## REQUIREMENT
Locate and copy each line in the data that contains the word "home".

## DATASET CONTENT
______________________________
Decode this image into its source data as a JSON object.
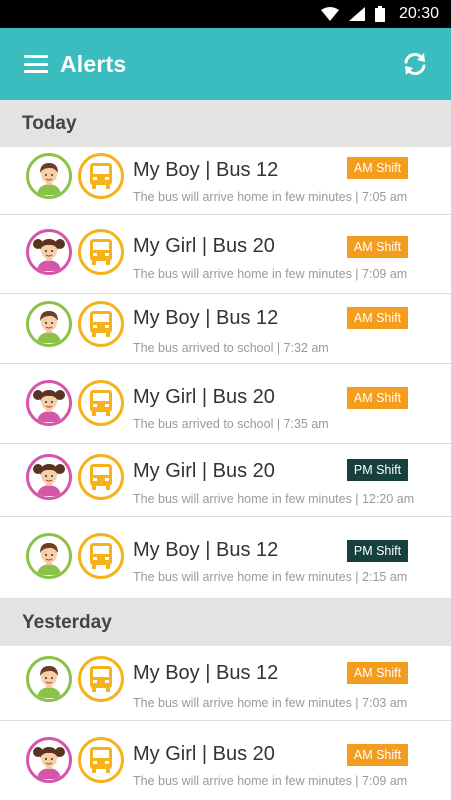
{
  "status_bar": {
    "time": "20:30",
    "wifi_icon": "wifi-icon",
    "signal_icon": "signal-icon",
    "battery_icon": "battery-icon"
  },
  "app_bar": {
    "title": "Alerts",
    "menu_icon": "menu-icon",
    "refresh_icon": "refresh-icon",
    "color": "#3bbcbf"
  },
  "colors": {
    "am_shift": "#f39c1e",
    "pm_shift": "#16403d",
    "boy_ring": "#8bc34a",
    "girl_ring": "#d556a8",
    "bus_ring": "#f5b21b"
  },
  "sections": [
    {
      "label": "Today",
      "alerts": [
        {
          "child": "boy",
          "title": "My Boy | Bus 12",
          "message": "The bus will arrive home in few minutes | 7:05 am",
          "shift": "AM Shift"
        },
        {
          "child": "girl",
          "title": "My Girl | Bus 20",
          "message": "The bus will arrive home in few minutes | 7:09 am",
          "shift": "AM Shift"
        },
        {
          "child": "boy",
          "title": "My Boy | Bus 12",
          "message": "The bus arrived to school | 7:32 am",
          "shift": "AM Shift"
        },
        {
          "child": "girl",
          "title": "My Girl | Bus 20",
          "message": "The bus arrived to school | 7:35 am",
          "shift": "AM Shift"
        },
        {
          "child": "girl",
          "title": "My Girl | Bus 20",
          "message": "The bus will arrive home in few minutes | 12:20 am",
          "shift": "PM Shift"
        },
        {
          "child": "boy",
          "title": "My Boy | Bus 12",
          "message": "The bus will arrive home in few minutes | 2:15 am",
          "shift": "PM Shift"
        }
      ]
    },
    {
      "label": "Yesterday",
      "alerts": [
        {
          "child": "boy",
          "title": "My Boy | Bus 12",
          "message": "The bus will arrive home in few minutes | 7:03 am",
          "shift": "AM Shift"
        },
        {
          "child": "girl",
          "title": "My Girl | Bus 20",
          "message": "The bus will arrive home in few minutes | 7:09 am",
          "shift": "AM Shift"
        }
      ]
    }
  ]
}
______________________________
## WRITTEN ANSWER
          "message": "The bus will arrive home in few minutes | 7:05 am",
          "message": "The bus will arrive home in few minutes | 7:09 am",
          "message": "The bus will arrive home in few minutes | 12:20 am",
          "message": "The bus will arrive home in few minutes | 2:15 am",
          "message": "The bus will arrive home in few minutes | 7:03 am",
          "message": "The bus will arrive home in few minutes | 7:09 am",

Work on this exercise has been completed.